### Exercise goal:
Extract the listing in its entirety, keeping each line identical to the original.

### Figure collection entries:
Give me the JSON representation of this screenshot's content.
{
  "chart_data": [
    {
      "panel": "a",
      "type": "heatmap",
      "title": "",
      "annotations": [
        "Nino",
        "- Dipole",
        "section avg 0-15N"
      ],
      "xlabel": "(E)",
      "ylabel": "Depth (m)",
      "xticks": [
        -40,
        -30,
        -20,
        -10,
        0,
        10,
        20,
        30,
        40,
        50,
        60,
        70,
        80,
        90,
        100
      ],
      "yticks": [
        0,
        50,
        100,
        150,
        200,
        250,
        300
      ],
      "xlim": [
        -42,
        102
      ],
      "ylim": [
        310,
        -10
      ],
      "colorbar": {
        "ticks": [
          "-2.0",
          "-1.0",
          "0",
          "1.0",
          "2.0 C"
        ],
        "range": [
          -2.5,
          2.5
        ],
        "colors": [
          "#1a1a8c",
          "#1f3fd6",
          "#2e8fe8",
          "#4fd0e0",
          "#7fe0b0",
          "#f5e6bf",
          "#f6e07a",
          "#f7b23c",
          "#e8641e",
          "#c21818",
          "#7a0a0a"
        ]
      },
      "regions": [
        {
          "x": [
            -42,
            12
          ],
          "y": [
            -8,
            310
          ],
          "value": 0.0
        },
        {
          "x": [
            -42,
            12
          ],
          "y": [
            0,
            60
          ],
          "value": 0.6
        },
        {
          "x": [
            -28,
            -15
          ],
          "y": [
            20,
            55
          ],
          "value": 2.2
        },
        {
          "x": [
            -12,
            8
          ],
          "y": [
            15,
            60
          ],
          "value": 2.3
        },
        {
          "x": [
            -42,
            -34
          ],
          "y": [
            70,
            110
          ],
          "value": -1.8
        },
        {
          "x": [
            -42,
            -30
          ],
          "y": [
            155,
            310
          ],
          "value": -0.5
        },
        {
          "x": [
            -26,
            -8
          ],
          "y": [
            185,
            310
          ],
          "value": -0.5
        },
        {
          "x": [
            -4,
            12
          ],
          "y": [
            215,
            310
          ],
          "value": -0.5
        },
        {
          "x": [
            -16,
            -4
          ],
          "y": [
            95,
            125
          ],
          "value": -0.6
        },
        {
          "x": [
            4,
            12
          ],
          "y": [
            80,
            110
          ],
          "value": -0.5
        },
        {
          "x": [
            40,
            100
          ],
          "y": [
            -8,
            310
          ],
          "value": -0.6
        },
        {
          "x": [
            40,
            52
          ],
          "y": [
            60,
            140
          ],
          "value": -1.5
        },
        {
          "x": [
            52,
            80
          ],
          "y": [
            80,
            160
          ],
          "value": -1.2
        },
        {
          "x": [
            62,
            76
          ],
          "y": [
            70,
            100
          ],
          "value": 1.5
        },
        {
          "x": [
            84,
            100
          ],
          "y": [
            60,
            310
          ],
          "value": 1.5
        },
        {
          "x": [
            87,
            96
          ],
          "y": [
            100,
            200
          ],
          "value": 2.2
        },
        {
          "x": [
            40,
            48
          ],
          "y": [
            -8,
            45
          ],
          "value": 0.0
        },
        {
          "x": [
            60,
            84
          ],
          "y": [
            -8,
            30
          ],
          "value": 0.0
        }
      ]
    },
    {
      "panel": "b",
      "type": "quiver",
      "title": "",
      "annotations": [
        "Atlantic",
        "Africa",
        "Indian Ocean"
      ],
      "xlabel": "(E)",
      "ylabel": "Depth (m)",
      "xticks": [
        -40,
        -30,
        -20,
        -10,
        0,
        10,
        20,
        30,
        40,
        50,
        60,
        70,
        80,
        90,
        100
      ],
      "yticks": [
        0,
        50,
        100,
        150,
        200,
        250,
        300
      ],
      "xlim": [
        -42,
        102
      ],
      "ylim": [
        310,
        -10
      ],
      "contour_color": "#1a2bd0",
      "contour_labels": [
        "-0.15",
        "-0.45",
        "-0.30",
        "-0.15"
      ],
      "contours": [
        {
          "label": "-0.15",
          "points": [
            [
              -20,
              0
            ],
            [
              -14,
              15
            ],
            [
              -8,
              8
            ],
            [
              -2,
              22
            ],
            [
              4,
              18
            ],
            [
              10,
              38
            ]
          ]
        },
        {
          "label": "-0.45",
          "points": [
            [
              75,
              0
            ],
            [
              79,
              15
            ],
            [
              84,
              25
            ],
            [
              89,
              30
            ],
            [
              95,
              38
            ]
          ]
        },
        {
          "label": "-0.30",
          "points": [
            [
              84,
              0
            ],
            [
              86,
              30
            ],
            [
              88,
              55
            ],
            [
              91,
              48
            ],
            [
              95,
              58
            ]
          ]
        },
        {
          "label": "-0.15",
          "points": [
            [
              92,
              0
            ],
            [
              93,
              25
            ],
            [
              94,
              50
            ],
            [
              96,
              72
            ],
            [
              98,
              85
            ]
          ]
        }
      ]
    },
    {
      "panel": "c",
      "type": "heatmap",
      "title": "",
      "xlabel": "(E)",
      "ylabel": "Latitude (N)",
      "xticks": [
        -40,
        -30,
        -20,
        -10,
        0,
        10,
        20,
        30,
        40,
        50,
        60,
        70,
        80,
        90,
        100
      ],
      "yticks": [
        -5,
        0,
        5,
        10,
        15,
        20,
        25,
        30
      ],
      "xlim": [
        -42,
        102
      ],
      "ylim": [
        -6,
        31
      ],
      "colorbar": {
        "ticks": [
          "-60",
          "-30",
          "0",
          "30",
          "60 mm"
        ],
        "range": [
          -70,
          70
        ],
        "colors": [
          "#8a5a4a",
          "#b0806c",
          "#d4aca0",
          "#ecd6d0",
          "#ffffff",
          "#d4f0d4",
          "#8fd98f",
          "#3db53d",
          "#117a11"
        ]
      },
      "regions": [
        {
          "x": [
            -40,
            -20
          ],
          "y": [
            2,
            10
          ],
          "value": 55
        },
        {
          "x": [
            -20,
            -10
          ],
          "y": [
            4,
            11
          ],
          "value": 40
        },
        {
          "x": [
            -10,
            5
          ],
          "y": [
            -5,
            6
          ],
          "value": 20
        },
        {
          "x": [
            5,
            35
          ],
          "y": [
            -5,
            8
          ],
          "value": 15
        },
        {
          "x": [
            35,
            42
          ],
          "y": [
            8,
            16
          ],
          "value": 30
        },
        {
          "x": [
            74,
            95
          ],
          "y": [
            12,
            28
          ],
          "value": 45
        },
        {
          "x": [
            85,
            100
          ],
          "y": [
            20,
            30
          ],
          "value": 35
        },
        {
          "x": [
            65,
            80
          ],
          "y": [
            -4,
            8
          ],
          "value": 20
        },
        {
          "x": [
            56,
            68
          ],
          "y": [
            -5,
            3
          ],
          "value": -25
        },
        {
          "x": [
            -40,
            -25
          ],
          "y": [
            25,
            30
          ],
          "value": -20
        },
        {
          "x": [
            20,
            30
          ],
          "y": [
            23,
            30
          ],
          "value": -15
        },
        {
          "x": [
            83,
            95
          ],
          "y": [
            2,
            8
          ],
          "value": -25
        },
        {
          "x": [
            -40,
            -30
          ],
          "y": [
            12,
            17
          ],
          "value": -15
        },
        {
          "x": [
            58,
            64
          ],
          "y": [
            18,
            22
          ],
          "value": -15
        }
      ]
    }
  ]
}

### Response to this task:
Give me the JSON representation of this screenshot's content.
{
  "chart_data": [
    {
      "panel": "a",
      "type": "heatmap",
      "title": "",
      "annotations": [
        "Nino",
        "- Dipole",
        "section avg 0-15N"
      ],
      "xlabel": "(E)",
      "ylabel": "Depth (m)",
      "xticks": [
        -40,
        -30,
        -20,
        -10,
        0,
        10,
        20,
        30,
        40,
        50,
        60,
        70,
        80,
        90,
        100
      ],
      "yticks": [
        0,
        50,
        100,
        150,
        200,
        250,
        300
      ],
      "xlim": [
        -42,
        102
      ],
      "ylim": [
        310,
        -10
      ],
      "colorbar": {
        "ticks": [
          "-2.0",
          "-1.0",
          "0",
          "1.0",
          "2.0 C"
        ],
        "range": [
          -2.5,
          2.5
        ],
        "colors": [
          "#1a1a8c",
          "#1f3fd6",
          "#2e8fe8",
          "#4fd0e0",
          "#7fe0b0",
          "#f5e6bf",
          "#f6e07a",
          "#f7b23c",
          "#e8641e",
          "#c21818",
          "#7a0a0a"
        ]
      },
      "regions": [
        {
          "x": [
            -42,
            12
          ],
          "y": [
            -8,
            310
          ],
          "value": 0.0
        },
        {
          "x": [
            -42,
            12
          ],
          "y": [
            0,
            60
          ],
          "value": 0.6
        },
        {
          "x": [
            -28,
            -15
          ],
          "y": [
            20,
            55
          ],
          "value": 2.2
        },
        {
          "x": [
            -12,
            8
          ],
          "y": [
            15,
            60
          ],
          "value": 2.3
        },
        {
          "x": [
            -42,
            -34
          ],
          "y": [
            70,
            110
          ],
          "value": -1.8
        },
        {
          "x": [
            -42,
            -30
          ],
          "y": [
            155,
            310
          ],
          "value": -0.5
        },
        {
          "x": [
            -26,
            -8
          ],
          "y": [
            185,
            310
          ],
          "value": -0.5
        },
        {
          "x": [
            -4,
            12
          ],
          "y": [
            215,
            310
          ],
          "value": -0.5
        },
        {
          "x": [
            -16,
            -4
          ],
          "y": [
            95,
            125
          ],
          "value": -0.6
        },
        {
          "x": [
            4,
            12
          ],
          "y": [
            80,
            110
          ],
          "value": -0.5
        },
        {
          "x": [
            40,
            100
          ],
          "y": [
            -8,
            310
          ],
          "value": -0.6
        },
        {
          "x": [
            40,
            52
          ],
          "y": [
            60,
            140
          ],
          "value": -1.5
        },
        {
          "x": [
            52,
            80
          ],
          "y": [
            80,
            160
          ],
          "value": -1.2
        },
        {
          "x": [
            62,
            76
          ],
          "y": [
            70,
            100
          ],
          "value": 1.5
        },
        {
          "x": [
            84,
            100
          ],
          "y": [
            60,
            310
          ],
          "value": 1.5
        },
        {
          "x": [
            87,
            96
          ],
          "y": [
            100,
            200
          ],
          "value": 2.2
        },
        {
          "x": [
            40,
            48
          ],
          "y": [
            -8,
            45
          ],
          "value": 0.0
        },
        {
          "x": [
            60,
            84
          ],
          "y": [
            -8,
            30
          ],
          "value": 0.0
        }
      ]
    },
    {
      "panel": "b",
      "type": "quiver",
      "title": "",
      "annotations": [
        "Atlantic",
        "Africa",
        "Indian Ocean"
      ],
      "xlabel": "(E)",
      "ylabel": "Depth (m)",
      "xticks": [
        -40,
        -30,
        -20,
        -10,
        0,
        10,
        20,
        30,
        40,
        50,
        60,
        70,
        80,
        90,
        100
      ],
      "yticks": [
        0,
        50,
        100,
        150,
        200,
        250,
        300
      ],
      "xlim": [
        -42,
        102
      ],
      "ylim": [
        310,
        -10
      ],
      "contour_color": "#1a2bd0",
      "contour_labels": [
        "-0.15",
        "-0.45",
        "-0.30",
        "-0.15"
      ],
      "contours": [
        {
          "label": "-0.15",
          "points": [
            [
              -20,
              0
            ],
            [
              -14,
              15
            ],
            [
              -8,
              8
            ],
            [
              -2,
              22
            ],
            [
              4,
              18
            ],
            [
              10,
              38
            ]
          ]
        },
        {
          "label": "-0.45",
          "points": [
            [
              75,
              0
            ],
            [
              79,
              15
            ],
            [
              84,
              25
            ],
            [
              89,
              30
            ],
            [
              95,
              38
            ]
          ]
        },
        {
          "label": "-0.30",
          "points": [
            [
              84,
              0
            ],
            [
              86,
              30
            ],
            [
              88,
              55
            ],
            [
              91,
              48
            ],
            [
              95,
              58
            ]
          ]
        },
        {
          "label": "-0.15",
          "points": [
            [
              92,
              0
            ],
            [
              93,
              25
            ],
            [
              94,
              50
            ],
            [
              96,
              72
            ],
            [
              98,
              85
            ]
          ]
        }
      ]
    },
    {
      "panel": "c",
      "type": "heatmap",
      "title": "",
      "xlabel": "(E)",
      "ylabel": "Latitude (N)",
      "xticks": [
        -40,
        -30,
        -20,
        -10,
        0,
        10,
        20,
        30,
        40,
        50,
        60,
        70,
        80,
        90,
        100
      ],
      "yticks": [
        -5,
        0,
        5,
        10,
        15,
        20,
        25,
        30
      ],
      "xlim": [
        -42,
        102
      ],
      "ylim": [
        -6,
        31
      ],
      "colorbar": {
        "ticks": [
          "-60",
          "-30",
          "0",
          "30",
          "60 mm"
        ],
        "range": [
          -70,
          70
        ],
        "colors": [
          "#8a5a4a",
          "#b0806c",
          "#d4aca0",
          "#ecd6d0",
          "#ffffff",
          "#d4f0d4",
          "#8fd98f",
          "#3db53d",
          "#117a11"
        ]
      },
      "regions": [
        {
          "x": [
            -40,
            -20
          ],
          "y": [
            2,
            10
          ],
          "value": 55
        },
        {
          "x": [
            -20,
            -10
          ],
          "y": [
            4,
            11
          ],
          "value": 40
        },
        {
          "x": [
            -10,
            5
          ],
          "y": [
            -5,
            6
          ],
          "value": 20
        },
        {
          "x": [
            5,
            35
          ],
          "y": [
            -5,
            8
          ],
          "value": 15
        },
        {
          "x": [
            35,
            42
          ],
          "y": [
            8,
            16
          ],
          "value": 30
        },
        {
          "x": [
            74,
            95
          ],
          "y": [
            12,
            28
          ],
          "value": 45
        },
        {
          "x": [
            85,
            100
          ],
          "y": [
            20,
            30
          ],
          "value": 35
        },
        {
          "x": [
            65,
            80
          ],
          "y": [
            -4,
            8
          ],
          "value": 20
        },
        {
          "x": [
            56,
            68
          ],
          "y": [
            -5,
            3
          ],
          "value": -25
        },
        {
          "x": [
            -40,
            -25
          ],
          "y": [
            25,
            30
          ],
          "value": -20
        },
        {
          "x": [
            20,
            30
          ],
          "y": [
            23,
            30
          ],
          "value": -15
        },
        {
          "x": [
            83,
            95
          ],
          "y": [
            2,
            8
          ],
          "value": -25
        },
        {
          "x": [
            -40,
            -30
          ],
          "y": [
            12,
            17
          ],
          "value": -15
        },
        {
          "x": [
            58,
            64
          ],
          "y": [
            18,
            22
          ],
          "value": -15
        }
      ]
    }
  ]
}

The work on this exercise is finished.